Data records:
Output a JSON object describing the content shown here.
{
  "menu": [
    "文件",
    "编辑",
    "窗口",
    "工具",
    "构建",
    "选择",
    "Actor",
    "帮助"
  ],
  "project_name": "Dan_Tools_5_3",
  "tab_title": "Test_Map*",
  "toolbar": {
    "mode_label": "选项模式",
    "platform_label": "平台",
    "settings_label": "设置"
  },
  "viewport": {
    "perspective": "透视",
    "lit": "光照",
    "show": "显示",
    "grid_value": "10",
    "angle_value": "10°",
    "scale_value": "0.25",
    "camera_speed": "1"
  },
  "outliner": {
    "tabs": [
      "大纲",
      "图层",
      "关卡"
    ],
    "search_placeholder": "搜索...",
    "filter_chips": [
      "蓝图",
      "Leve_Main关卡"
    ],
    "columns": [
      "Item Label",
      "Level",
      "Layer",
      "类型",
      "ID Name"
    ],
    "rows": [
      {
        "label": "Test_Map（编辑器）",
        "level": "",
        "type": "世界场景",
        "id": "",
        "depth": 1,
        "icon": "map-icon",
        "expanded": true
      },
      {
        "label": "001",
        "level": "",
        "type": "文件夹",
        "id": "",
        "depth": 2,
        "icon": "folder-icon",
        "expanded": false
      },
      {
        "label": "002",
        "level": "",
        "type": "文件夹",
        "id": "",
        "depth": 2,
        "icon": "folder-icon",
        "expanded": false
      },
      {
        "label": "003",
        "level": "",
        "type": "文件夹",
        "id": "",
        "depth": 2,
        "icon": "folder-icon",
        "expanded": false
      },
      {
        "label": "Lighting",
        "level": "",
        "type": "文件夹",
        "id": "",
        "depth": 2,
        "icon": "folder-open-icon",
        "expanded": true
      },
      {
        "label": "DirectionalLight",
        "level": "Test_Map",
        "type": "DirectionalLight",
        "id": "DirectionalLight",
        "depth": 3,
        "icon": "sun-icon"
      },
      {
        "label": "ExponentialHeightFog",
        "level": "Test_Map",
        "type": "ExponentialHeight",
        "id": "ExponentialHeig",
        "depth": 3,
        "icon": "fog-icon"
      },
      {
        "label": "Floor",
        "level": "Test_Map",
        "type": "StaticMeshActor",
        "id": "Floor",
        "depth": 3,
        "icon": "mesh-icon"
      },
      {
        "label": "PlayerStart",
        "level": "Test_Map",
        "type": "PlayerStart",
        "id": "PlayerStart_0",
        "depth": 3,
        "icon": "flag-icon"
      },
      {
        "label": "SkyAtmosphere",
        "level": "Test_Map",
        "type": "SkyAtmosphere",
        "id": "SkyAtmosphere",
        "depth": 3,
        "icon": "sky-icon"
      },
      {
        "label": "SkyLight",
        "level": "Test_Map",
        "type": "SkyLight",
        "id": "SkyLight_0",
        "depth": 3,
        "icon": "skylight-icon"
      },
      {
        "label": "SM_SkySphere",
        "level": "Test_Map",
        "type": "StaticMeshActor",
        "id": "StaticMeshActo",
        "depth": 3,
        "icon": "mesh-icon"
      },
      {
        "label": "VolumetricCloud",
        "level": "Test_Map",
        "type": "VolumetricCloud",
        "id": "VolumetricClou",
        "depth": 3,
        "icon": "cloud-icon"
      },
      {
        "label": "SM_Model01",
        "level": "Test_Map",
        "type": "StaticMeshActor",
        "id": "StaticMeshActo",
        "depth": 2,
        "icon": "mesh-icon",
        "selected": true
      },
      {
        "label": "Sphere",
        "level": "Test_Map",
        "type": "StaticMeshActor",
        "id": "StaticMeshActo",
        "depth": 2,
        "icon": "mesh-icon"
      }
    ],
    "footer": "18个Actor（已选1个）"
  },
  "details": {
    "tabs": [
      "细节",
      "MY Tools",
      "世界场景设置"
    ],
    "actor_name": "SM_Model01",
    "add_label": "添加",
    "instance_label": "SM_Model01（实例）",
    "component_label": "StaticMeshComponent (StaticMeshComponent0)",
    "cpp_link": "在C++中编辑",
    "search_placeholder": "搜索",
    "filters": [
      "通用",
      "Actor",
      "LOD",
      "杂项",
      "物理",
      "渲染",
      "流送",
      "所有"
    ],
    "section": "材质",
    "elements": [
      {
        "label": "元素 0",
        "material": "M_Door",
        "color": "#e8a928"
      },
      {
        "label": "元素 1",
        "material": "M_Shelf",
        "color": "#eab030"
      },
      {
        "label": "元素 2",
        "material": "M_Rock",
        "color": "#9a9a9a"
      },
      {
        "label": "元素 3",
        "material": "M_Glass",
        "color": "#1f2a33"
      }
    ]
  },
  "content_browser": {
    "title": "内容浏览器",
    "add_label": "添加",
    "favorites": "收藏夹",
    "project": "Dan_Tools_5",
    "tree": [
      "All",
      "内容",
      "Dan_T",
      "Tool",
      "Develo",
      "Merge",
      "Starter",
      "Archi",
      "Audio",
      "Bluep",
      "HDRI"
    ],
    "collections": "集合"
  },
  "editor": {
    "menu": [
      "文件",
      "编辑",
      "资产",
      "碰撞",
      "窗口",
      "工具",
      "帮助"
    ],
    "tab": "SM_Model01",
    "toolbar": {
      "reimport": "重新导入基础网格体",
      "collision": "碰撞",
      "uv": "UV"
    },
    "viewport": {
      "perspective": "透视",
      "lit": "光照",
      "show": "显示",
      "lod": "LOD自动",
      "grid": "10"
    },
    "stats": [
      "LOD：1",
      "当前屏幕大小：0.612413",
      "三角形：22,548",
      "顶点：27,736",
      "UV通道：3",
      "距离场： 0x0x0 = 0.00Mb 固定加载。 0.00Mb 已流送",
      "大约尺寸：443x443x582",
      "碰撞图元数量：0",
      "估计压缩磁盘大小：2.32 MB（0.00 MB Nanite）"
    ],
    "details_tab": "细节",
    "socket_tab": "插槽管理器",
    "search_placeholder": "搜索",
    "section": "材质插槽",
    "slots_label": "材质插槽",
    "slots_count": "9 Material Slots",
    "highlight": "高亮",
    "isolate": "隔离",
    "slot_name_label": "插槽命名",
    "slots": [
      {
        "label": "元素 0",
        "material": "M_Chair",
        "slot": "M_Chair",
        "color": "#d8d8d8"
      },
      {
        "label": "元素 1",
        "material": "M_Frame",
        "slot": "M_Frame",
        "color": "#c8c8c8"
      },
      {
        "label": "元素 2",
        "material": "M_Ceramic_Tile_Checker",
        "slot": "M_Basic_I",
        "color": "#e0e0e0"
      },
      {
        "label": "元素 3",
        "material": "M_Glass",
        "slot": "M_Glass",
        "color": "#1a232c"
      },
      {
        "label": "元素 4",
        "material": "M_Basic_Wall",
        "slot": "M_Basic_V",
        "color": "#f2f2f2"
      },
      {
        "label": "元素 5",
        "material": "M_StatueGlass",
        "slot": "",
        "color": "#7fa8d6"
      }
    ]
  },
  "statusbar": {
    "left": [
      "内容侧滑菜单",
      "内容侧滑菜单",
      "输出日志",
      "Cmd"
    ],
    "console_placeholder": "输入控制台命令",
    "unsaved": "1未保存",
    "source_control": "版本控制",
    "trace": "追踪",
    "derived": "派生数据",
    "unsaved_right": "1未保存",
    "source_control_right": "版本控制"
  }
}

TASK STATEMENT: Return the entries in full, keeping every line exactly as it is.

CORRECT ANSWER:
Output a JSON object describing the content shown here.
{
  "menu": [
    "文件",
    "编辑",
    "窗口",
    "工具",
    "构建",
    "选择",
    "Actor",
    "帮助"
  ],
  "project_name": "Dan_Tools_5_3",
  "tab_title": "Test_Map*",
  "toolbar": {
    "mode_label": "选项模式",
    "platform_label": "平台",
    "settings_label": "设置"
  },
  "viewport": {
    "perspective": "透视",
    "lit": "光照",
    "show": "显示",
    "grid_value": "10",
    "angle_value": "10°",
    "scale_value": "0.25",
    "camera_speed": "1"
  },
  "outliner": {
    "tabs": [
      "大纲",
      "图层",
      "关卡"
    ],
    "search_placeholder": "搜索...",
    "filter_chips": [
      "蓝图",
      "Leve_Main关卡"
    ],
    "columns": [
      "Item Label",
      "Level",
      "Layer",
      "类型",
      "ID Name"
    ],
    "rows": [
      {
        "label": "Test_Map（编辑器）",
        "level": "",
        "type": "世界场景",
        "id": "",
        "depth": 1,
        "icon": "map-icon",
        "expanded": true
      },
      {
        "label": "001",
        "level": "",
        "type": "文件夹",
        "id": "",
        "depth": 2,
        "icon": "folder-icon",
        "expanded": false
      },
      {
        "label": "002",
        "level": "",
        "type": "文件夹",
        "id": "",
        "depth": 2,
        "icon": "folder-icon",
        "expanded": false
      },
      {
        "label": "003",
        "level": "",
        "type": "文件夹",
        "id": "",
        "depth": 2,
        "icon": "folder-icon",
        "expanded": false
      },
      {
        "label": "Lighting",
        "level": "",
        "type": "文件夹",
        "id": "",
        "depth": 2,
        "icon": "folder-open-icon",
        "expanded": true
      },
      {
        "label": "DirectionalLight",
        "level": "Test_Map",
        "type": "DirectionalLight",
        "id": "DirectionalLight",
        "depth": 3,
        "icon": "sun-icon"
      },
      {
        "label": "ExponentialHeightFog",
        "level": "Test_Map",
        "type": "ExponentialHeight",
        "id": "ExponentialHeig",
        "depth": 3,
        "icon": "fog-icon"
      },
      {
        "label": "Floor",
        "level": "Test_Map",
        "type": "StaticMeshActor",
        "id": "Floor",
        "depth": 3,
        "icon": "mesh-icon"
      },
      {
        "label": "PlayerStart",
        "level": "Test_Map",
        "type": "PlayerStart",
        "id": "PlayerStart_0",
        "depth": 3,
        "icon": "flag-icon"
      },
      {
        "label": "SkyAtmosphere",
        "level": "Test_Map",
        "type": "SkyAtmosphere",
        "id": "SkyAtmosphere",
        "depth": 3,
        "icon": "sky-icon"
      },
      {
        "label": "SkyLight",
        "level": "Test_Map",
        "type": "SkyLight",
        "id": "SkyLight_0",
        "depth": 3,
        "icon": "skylight-icon"
      },
      {
        "label": "SM_SkySphere",
        "level": "Test_Map",
        "type": "StaticMeshActor",
        "id": "StaticMeshActo",
        "depth": 3,
        "icon": "mesh-icon"
      },
      {
        "label": "VolumetricCloud",
        "level": "Test_Map",
        "type": "VolumetricCloud",
        "id": "VolumetricClou",
        "depth": 3,
        "icon": "cloud-icon"
      },
      {
        "label": "SM_Model01",
        "level": "Test_Map",
        "type": "StaticMeshActor",
        "id": "StaticMeshActo",
        "depth": 2,
        "icon": "mesh-icon",
        "selected": true
      },
      {
        "label": "Sphere",
        "level": "Test_Map",
        "type": "StaticMeshActor",
        "id": "StaticMeshActo",
        "depth": 2,
        "icon": "mesh-icon"
      }
    ],
    "footer": "18个Actor（已选1个）"
  },
  "details": {
    "tabs": [
      "细节",
      "MY Tools",
      "世界场景设置"
    ],
    "actor_name": "SM_Model01",
    "add_label": "添加",
    "instance_label": "SM_Model01（实例）",
    "component_label": "StaticMeshComponent (StaticMeshComponent0)",
    "cpp_link": "在C++中编辑",
    "search_placeholder": "搜索",
    "filters": [
      "通用",
      "Actor",
      "LOD",
      "杂项",
      "物理",
      "渲染",
      "流送",
      "所有"
    ],
    "section": "材质",
    "elements": [
      {
        "label": "元素 0",
        "material": "M_Door",
        "color": "#e8a928"
      },
      {
        "label": "元素 1",
        "material": "M_Shelf",
        "color": "#eab030"
      },
      {
        "label": "元素 2",
        "material": "M_Rock",
        "color": "#9a9a9a"
      },
      {
        "label": "元素 3",
        "material": "M_Glass",
        "color": "#1f2a33"
      }
    ]
  },
  "content_browser": {
    "title": "内容浏览器",
    "add_label": "添加",
    "favorites": "收藏夹",
    "project": "Dan_Tools_5",
    "tree": [
      "All",
      "内容",
      "Dan_T",
      "Tool",
      "Develo",
      "Merge",
      "Starter",
      "Archi",
      "Audio",
      "Bluep",
      "HDRI"
    ],
    "collections": "集合"
  },
  "editor": {
    "menu": [
      "文件",
      "编辑",
      "资产",
      "碰撞",
      "窗口",
      "工具",
      "帮助"
    ],
    "tab": "SM_Model01",
    "toolbar": {
      "reimport": "重新导入基础网格体",
      "collision": "碰撞",
      "uv": "UV"
    },
    "viewport": {
      "perspective": "透视",
      "lit": "光照",
      "show": "显示",
      "lod": "LOD自动",
      "grid": "10"
    },
    "stats": [
      "LOD：1",
      "当前屏幕大小：0.612413",
      "三角形：22,548",
      "顶点：27,736",
      "UV通道：3",
      "距离场： 0x0x0 = 0.00Mb 固定加载。 0.00Mb 已流送",
      "大约尺寸：443x443x582",
      "碰撞图元数量：0",
      "估计压缩磁盘大小：2.32 MB（0.00 MB Nanite）"
    ],
    "details_tab": "细节",
    "socket_tab": "插槽管理器",
    "search_placeholder": "搜索",
    "section": "材质插槽",
    "slots_label": "材质插槽",
    "slots_count": "9 Material Slots",
    "highlight": "高亮",
    "isolate": "隔离",
    "slot_name_label": "插槽命名",
    "slots": [
      {
        "label": "元素 0",
        "material": "M_Chair",
        "slot": "M_Chair",
        "color": "#d8d8d8"
      },
      {
        "label": "元素 1",
        "material": "M_Frame",
        "slot": "M_Frame",
        "color": "#c8c8c8"
      },
      {
        "label": "元素 2",
        "material": "M_Ceramic_Tile_Checker",
        "slot": "M_Basic_I",
        "color": "#e0e0e0"
      },
      {
        "label": "元素 3",
        "material": "M_Glass",
        "slot": "M_Glass",
        "color": "#1a232c"
      },
      {
        "label": "元素 4",
        "material": "M_Basic_Wall",
        "slot": "M_Basic_V",
        "color": "#f2f2f2"
      },
      {
        "label": "元素 5",
        "material": "M_StatueGlass",
        "slot": "",
        "color": "#7fa8d6"
      }
    ]
  },
  "statusbar": {
    "left": [
      "内容侧滑菜单",
      "内容侧滑菜单",
      "输出日志",
      "Cmd"
    ],
    "console_placeholder": "输入控制台命令",
    "unsaved": "1未保存",
    "source_control": "版本控制",
    "trace": "追踪",
    "derived": "派生数据",
    "unsaved_right": "1未保存",
    "source_control_right": "版本控制"
  }
}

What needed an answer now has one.